--- Supplied records ---

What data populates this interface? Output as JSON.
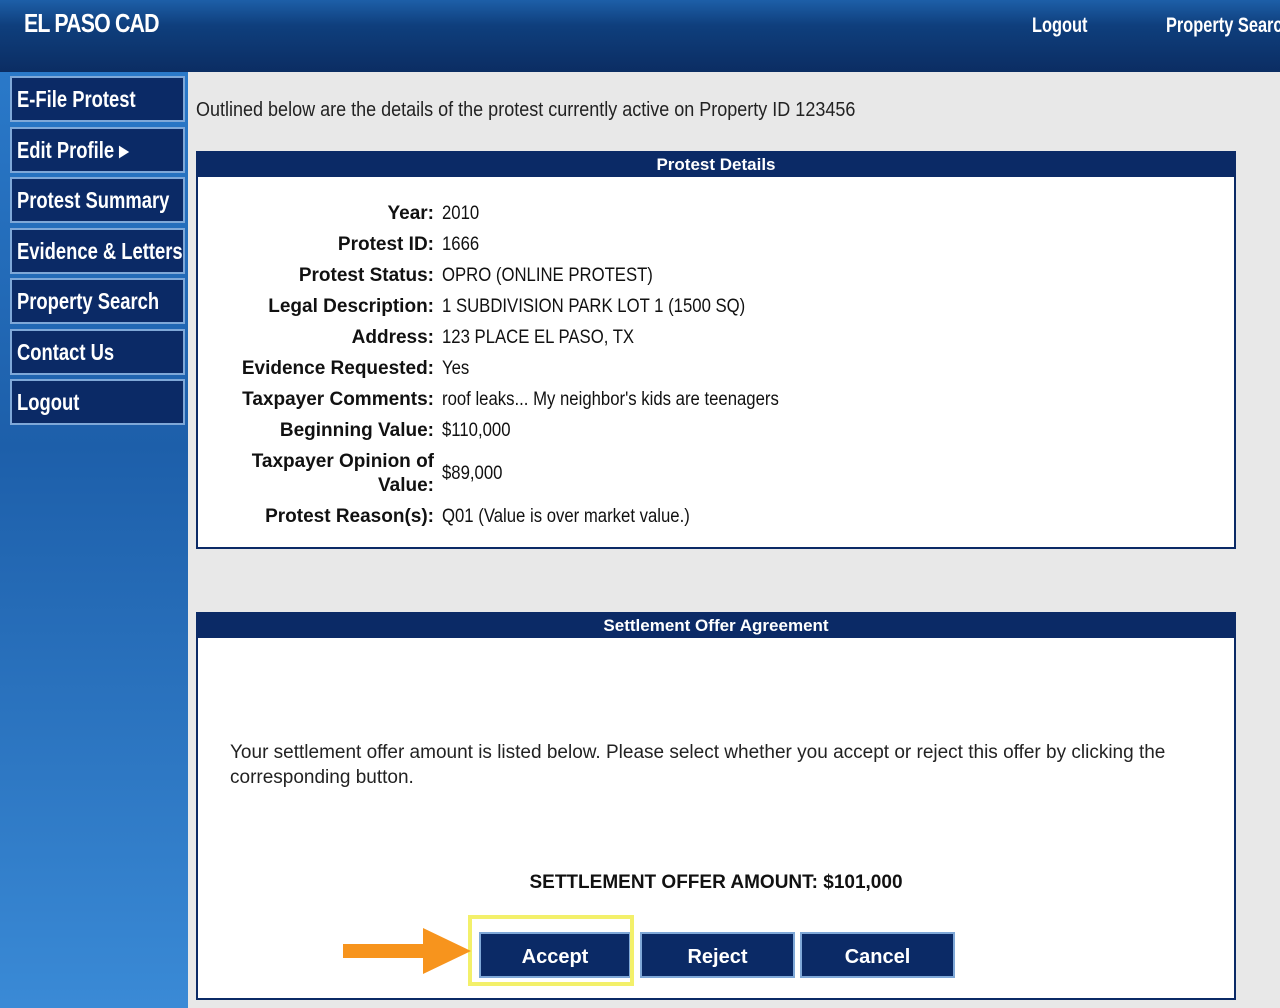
{
  "header": {
    "brand": "EL PASO CAD",
    "logout": "Logout",
    "property_search": "Property Search"
  },
  "nav": [
    {
      "label": "E-File Protest"
    },
    {
      "label": "Edit Profile ▸"
    },
    {
      "label": "Protest Summary"
    },
    {
      "label": "Evidence & Letters"
    },
    {
      "label": "Property Search"
    },
    {
      "label": "Contact Us"
    },
    {
      "label": "Logout"
    }
  ],
  "intro": "Outlined below are the details of the protest currently active on Property ID 123456",
  "details": {
    "title": "Protest Details",
    "rows": [
      {
        "label": "Year:",
        "value": "2010"
      },
      {
        "label": "Protest ID:",
        "value": "1666"
      },
      {
        "label": "Protest Status:",
        "value": "OPRO (ONLINE PROTEST)"
      },
      {
        "label": "Legal Description:",
        "value": "1 SUBDIVISION PARK LOT 1 (1500 SQ)"
      },
      {
        "label": "Address:",
        "value": "123 PLACE EL PASO, TX"
      },
      {
        "label": "Evidence Requested:",
        "value": "Yes"
      },
      {
        "label": "Taxpayer Comments:",
        "value": "roof leaks... My neighbor's kids are teenagers"
      },
      {
        "label": "Beginning Value:",
        "value": "$110,000"
      },
      {
        "label": "Taxpayer Opinion of",
        "label2": "Value:",
        "value": "$89,000"
      },
      {
        "label": "Protest Reason(s):",
        "value": "Q01 (Value is over market value.)"
      }
    ]
  },
  "settlement": {
    "title": "Settlement Offer Agreement",
    "message": "Your settlement offer amount is listed below. Please select whether you accept or reject this offer by clicking the corresponding button.",
    "offer": "SETTLEMENT OFFER AMOUNT: $101,000",
    "accept": "Accept",
    "reject": "Reject",
    "cancel": "Cancel"
  },
  "colors": {
    "nav_bg": "#0b2a66",
    "highlight": "#f3f06a",
    "arrow": "#f7941d"
  }
}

---

- **Exercise task**: Reproduce the material word for word. Any pictures should be left out of the copy.

- **Complete output**:
What data populates this interface? Output as JSON.
{
  "header": {
    "brand": "EL PASO CAD",
    "logout": "Logout",
    "property_search": "Property Search"
  },
  "nav": [
    {
      "label": "E-File Protest"
    },
    {
      "label": "Edit Profile ▸"
    },
    {
      "label": "Protest Summary"
    },
    {
      "label": "Evidence & Letters"
    },
    {
      "label": "Property Search"
    },
    {
      "label": "Contact Us"
    },
    {
      "label": "Logout"
    }
  ],
  "intro": "Outlined below are the details of the protest currently active on Property ID 123456",
  "details": {
    "title": "Protest Details",
    "rows": [
      {
        "label": "Year:",
        "value": "2010"
      },
      {
        "label": "Protest ID:",
        "value": "1666"
      },
      {
        "label": "Protest Status:",
        "value": "OPRO (ONLINE PROTEST)"
      },
      {
        "label": "Legal Description:",
        "value": "1 SUBDIVISION PARK LOT 1 (1500 SQ)"
      },
      {
        "label": "Address:",
        "value": "123 PLACE EL PASO, TX"
      },
      {
        "label": "Evidence Requested:",
        "value": "Yes"
      },
      {
        "label": "Taxpayer Comments:",
        "value": "roof leaks... My neighbor's kids are teenagers"
      },
      {
        "label": "Beginning Value:",
        "value": "$110,000"
      },
      {
        "label": "Taxpayer Opinion of",
        "label2": "Value:",
        "value": "$89,000"
      },
      {
        "label": "Protest Reason(s):",
        "value": "Q01 (Value is over market value.)"
      }
    ]
  },
  "settlement": {
    "title": "Settlement Offer Agreement",
    "message": "Your settlement offer amount is listed below. Please select whether you accept or reject this offer by clicking the corresponding button.",
    "offer": "SETTLEMENT OFFER AMOUNT: $101,000",
    "accept": "Accept",
    "reject": "Reject",
    "cancel": "Cancel"
  },
  "colors": {
    "nav_bg": "#0b2a66",
    "highlight": "#f3f06a",
    "arrow": "#f7941d"
  }
}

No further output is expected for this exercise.